**WHAT YOU NEED TO DO**
Find and return each line containing "发展有限公司及长沙市沁园春物业管理有限公司签订的合同".

**STORED ROWS**
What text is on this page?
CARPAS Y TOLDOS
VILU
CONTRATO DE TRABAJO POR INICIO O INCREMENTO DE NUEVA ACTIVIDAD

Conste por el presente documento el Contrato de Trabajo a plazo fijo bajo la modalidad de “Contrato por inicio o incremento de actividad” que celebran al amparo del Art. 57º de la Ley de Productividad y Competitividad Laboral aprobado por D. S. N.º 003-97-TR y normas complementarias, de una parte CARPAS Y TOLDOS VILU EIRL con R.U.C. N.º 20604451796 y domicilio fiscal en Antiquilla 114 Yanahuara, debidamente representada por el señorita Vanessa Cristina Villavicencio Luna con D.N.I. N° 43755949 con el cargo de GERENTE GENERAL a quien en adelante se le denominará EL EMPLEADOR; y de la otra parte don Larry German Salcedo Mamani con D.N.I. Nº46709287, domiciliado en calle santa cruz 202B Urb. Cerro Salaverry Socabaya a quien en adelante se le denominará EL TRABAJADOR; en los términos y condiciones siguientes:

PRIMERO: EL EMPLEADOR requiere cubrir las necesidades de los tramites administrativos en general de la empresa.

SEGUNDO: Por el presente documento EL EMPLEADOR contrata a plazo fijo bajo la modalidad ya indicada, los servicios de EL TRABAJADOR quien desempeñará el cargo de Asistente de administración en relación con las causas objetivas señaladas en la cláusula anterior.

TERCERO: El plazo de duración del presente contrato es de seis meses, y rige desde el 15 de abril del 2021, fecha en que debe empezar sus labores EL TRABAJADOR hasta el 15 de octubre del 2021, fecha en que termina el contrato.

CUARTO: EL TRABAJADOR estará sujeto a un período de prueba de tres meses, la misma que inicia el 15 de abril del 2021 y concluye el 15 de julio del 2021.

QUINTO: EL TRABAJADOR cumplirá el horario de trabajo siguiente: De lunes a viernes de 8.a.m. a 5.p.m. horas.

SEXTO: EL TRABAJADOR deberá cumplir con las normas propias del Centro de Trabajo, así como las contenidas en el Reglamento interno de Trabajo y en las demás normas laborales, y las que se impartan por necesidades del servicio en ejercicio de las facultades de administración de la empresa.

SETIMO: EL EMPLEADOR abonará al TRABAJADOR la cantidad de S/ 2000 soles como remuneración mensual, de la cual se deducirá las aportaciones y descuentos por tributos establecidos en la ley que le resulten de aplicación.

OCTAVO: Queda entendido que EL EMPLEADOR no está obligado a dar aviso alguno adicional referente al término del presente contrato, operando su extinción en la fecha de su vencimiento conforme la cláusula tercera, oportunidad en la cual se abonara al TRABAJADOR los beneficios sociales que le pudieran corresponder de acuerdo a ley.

---

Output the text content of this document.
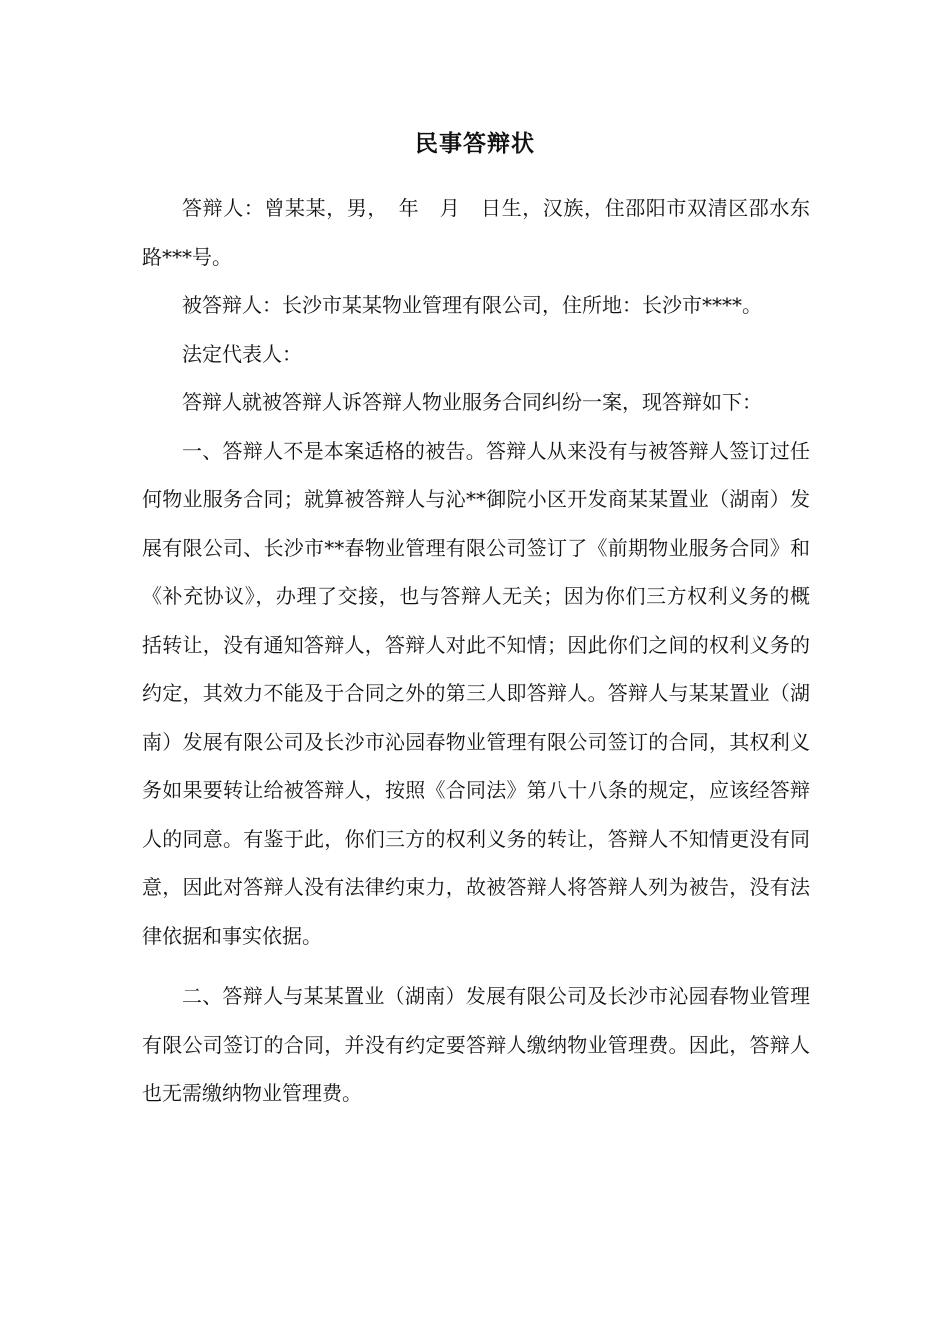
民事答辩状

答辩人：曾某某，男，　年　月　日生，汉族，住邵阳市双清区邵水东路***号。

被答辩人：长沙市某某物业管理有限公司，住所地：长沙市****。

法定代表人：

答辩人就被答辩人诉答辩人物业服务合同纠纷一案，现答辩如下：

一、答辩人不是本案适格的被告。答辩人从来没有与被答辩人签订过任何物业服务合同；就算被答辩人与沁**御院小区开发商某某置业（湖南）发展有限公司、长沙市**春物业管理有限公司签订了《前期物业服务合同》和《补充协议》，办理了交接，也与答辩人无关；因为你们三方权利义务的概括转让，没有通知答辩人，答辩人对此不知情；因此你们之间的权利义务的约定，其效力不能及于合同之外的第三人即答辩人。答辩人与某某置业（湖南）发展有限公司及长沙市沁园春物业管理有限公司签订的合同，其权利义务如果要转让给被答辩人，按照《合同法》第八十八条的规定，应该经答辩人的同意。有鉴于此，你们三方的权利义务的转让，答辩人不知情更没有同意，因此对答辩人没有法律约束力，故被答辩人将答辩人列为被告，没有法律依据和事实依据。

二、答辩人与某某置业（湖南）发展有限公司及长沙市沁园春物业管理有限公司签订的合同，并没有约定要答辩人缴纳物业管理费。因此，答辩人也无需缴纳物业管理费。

--

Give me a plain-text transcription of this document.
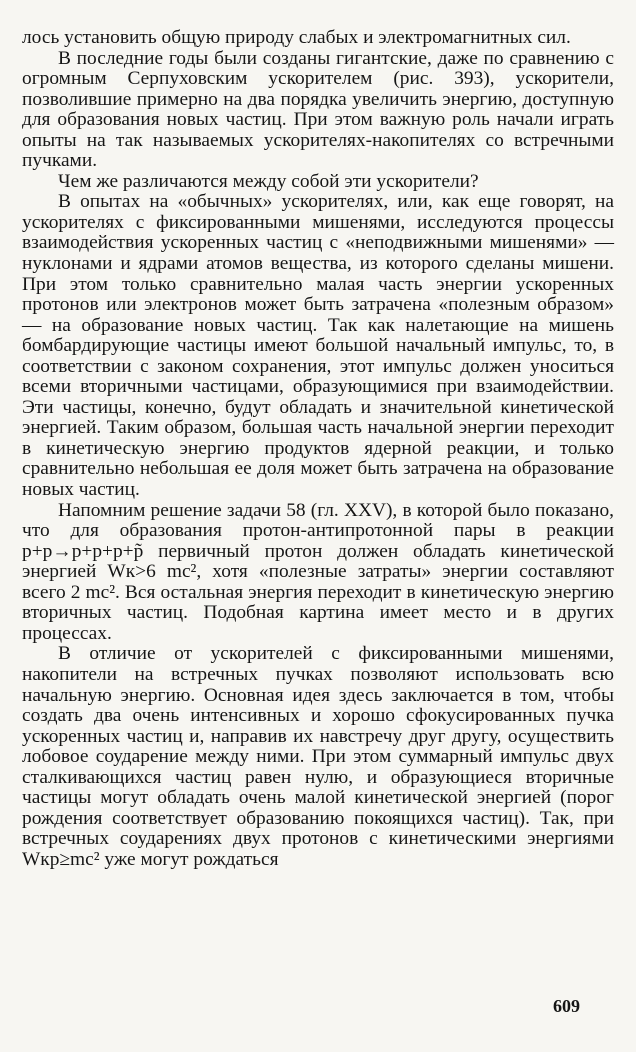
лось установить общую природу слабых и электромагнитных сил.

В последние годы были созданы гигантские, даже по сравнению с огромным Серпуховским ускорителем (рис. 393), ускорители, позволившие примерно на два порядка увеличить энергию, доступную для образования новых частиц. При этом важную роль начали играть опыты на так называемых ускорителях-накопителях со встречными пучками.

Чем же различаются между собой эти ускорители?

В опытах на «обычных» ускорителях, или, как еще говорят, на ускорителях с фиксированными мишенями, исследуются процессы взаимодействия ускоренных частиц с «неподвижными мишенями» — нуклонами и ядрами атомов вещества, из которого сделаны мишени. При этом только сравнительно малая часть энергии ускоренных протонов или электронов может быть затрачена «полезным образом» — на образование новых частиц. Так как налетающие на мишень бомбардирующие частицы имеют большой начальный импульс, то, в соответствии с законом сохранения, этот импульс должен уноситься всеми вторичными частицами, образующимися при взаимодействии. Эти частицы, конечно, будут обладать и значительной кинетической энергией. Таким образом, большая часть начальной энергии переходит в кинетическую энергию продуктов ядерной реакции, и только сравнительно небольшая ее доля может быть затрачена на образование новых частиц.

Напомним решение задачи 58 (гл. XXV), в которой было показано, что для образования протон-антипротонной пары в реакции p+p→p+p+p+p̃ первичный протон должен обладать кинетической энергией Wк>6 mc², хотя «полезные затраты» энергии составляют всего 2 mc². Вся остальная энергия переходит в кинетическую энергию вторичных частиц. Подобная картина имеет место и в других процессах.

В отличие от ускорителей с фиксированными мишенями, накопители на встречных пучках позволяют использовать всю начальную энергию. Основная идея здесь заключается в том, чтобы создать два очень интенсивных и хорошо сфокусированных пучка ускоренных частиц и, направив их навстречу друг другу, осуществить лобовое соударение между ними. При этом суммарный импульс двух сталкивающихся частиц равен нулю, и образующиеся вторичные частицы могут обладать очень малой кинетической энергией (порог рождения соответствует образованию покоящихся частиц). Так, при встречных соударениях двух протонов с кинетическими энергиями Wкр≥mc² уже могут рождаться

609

**ANSWER**
一、答辩人不是本案适格的被告。答辩人从来没有与被答辩人签订过任何物业服务合同；就算被答辩人与沁**御院小区开发商某某置业（湖南）发展有限公司、长沙市**春物业管理有限公司签订了《前期物业服务合同》和《补充协议》，办理了交接，也与答辩人无关；因为你们三方权利义务的概括转让，没有通知答辩人，答辩人对此不知情；因此你们之间的权利义务的约定，其效力不能及于合同之外的第三人即答辩人。答辩人与某某置业（湖南）发展有限公司及长沙市沁园春物业管理有限公司签订的合同，其权利义务如果要转让给被答辩人，按照《合同法》第八十八条的规定，应该经答辩人的同意。有鉴于此，你们三方的权利义务的转让，答辩人不知情更没有同意，因此对答辩人没有法律约束力，故被答辩人将答辩人列为被告，没有法律依据和事实依据。
二、答辩人与某某置业（湖南）发展有限公司及长沙市沁园春物业管理有限公司签订的合同，并没有约定要答辩人缴纳物业管理费。因此，答辩人也无需缴纳物业管理费。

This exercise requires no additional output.